[START Supplied material]

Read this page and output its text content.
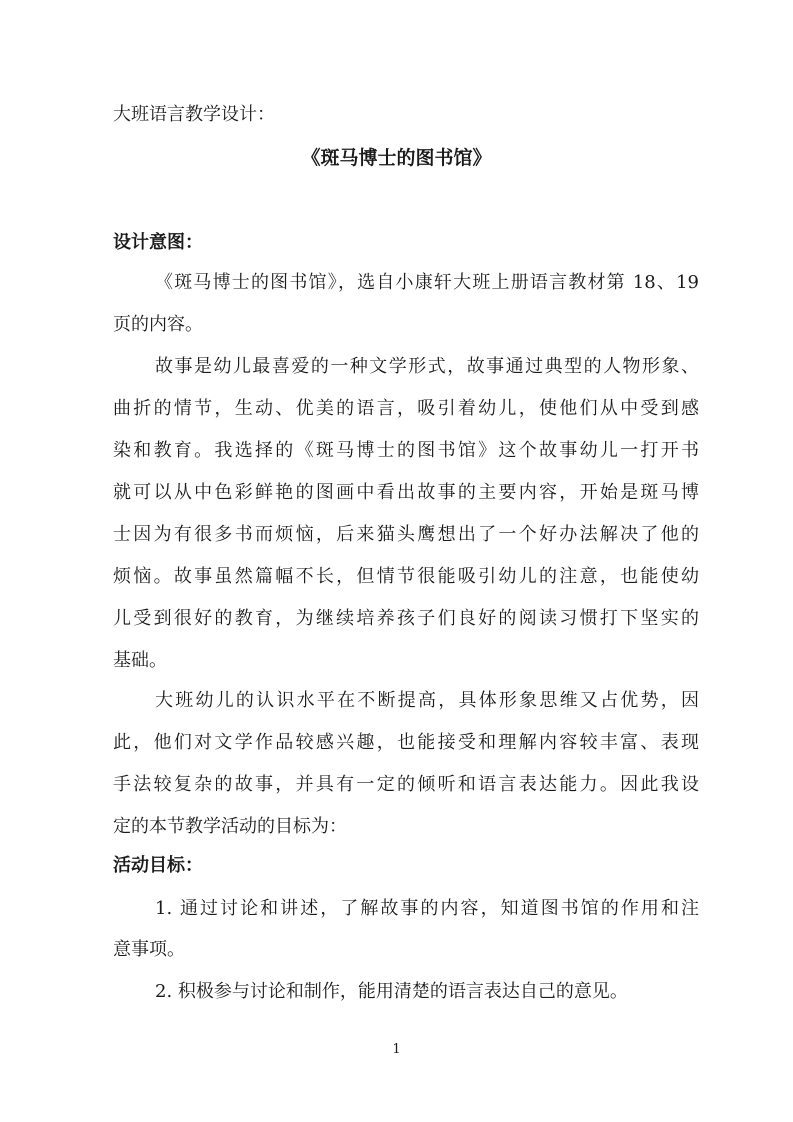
大班语言教学设计：
《斑马博士的图书馆》
设计意图：
《斑马博士的图书馆》，选自小康轩大班上册语言教材第 18、19
页的内容。
故事是幼儿最喜爱的一种文学形式，故事通过典型的人物形象、
曲折的情节，生动、优美的语言，吸引着幼儿，使他们从中受到感
染和教育。我选择的《斑马博士的图书馆》这个故事幼儿一打开书
就可以从中色彩鲜艳的图画中看出故事的主要内容，开始是斑马博
士因为有很多书而烦恼，后来猫头鹰想出了一个好办法解决了他的
烦恼。故事虽然篇幅不长，但情节很能吸引幼儿的注意，也能使幼
儿受到很好的教育，为继续培养孩子们良好的阅读习惯打下坚实的
基础。
大班幼儿的认识水平在不断提高，具体形象思维又占优势，因
此，他们对文学作品较感兴趣，也能接受和理解内容较丰富、表现
手法较复杂的故事，并具有一定的倾听和语言表达能力。因此我设
定的本节教学活动的目标为：
活动目标：
1. 通过讨论和讲述，了解故事的内容，知道图书馆的作用和注
意事项。
2. 积极参与讨论和制作，能用清楚的语言表达自己的意见。
1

[END Supplied material]

Goal =
Retype the records exactly. Any image in them should not appear in what you write.

Problem solution =
Read this page and output its text content.
大班语言教学设计：
《斑马博士的图书馆》
设计意图：
《斑马博士的图书馆》，选自小康轩大班上册语言教材第 18、19
页的内容。
故事是幼儿最喜爱的一种文学形式，故事通过典型的人物形象、
曲折的情节，生动、优美的语言，吸引着幼儿，使他们从中受到感
染和教育。我选择的《斑马博士的图书馆》这个故事幼儿一打开书
就可以从中色彩鲜艳的图画中看出故事的主要内容，开始是斑马博
士因为有很多书而烦恼，后来猫头鹰想出了一个好办法解决了他的
烦恼。故事虽然篇幅不长，但情节很能吸引幼儿的注意，也能使幼
儿受到很好的教育，为继续培养孩子们良好的阅读习惯打下坚实的
基础。
大班幼儿的认识水平在不断提高，具体形象思维又占优势，因
此，他们对文学作品较感兴趣，也能接受和理解内容较丰富、表现
手法较复杂的故事，并具有一定的倾听和语言表达能力。因此我设
定的本节教学活动的目标为：
活动目标：
1. 通过讨论和讲述，了解故事的内容，知道图书馆的作用和注
意事项。
2. 积极参与讨论和制作，能用清楚的语言表达自己的意见。
1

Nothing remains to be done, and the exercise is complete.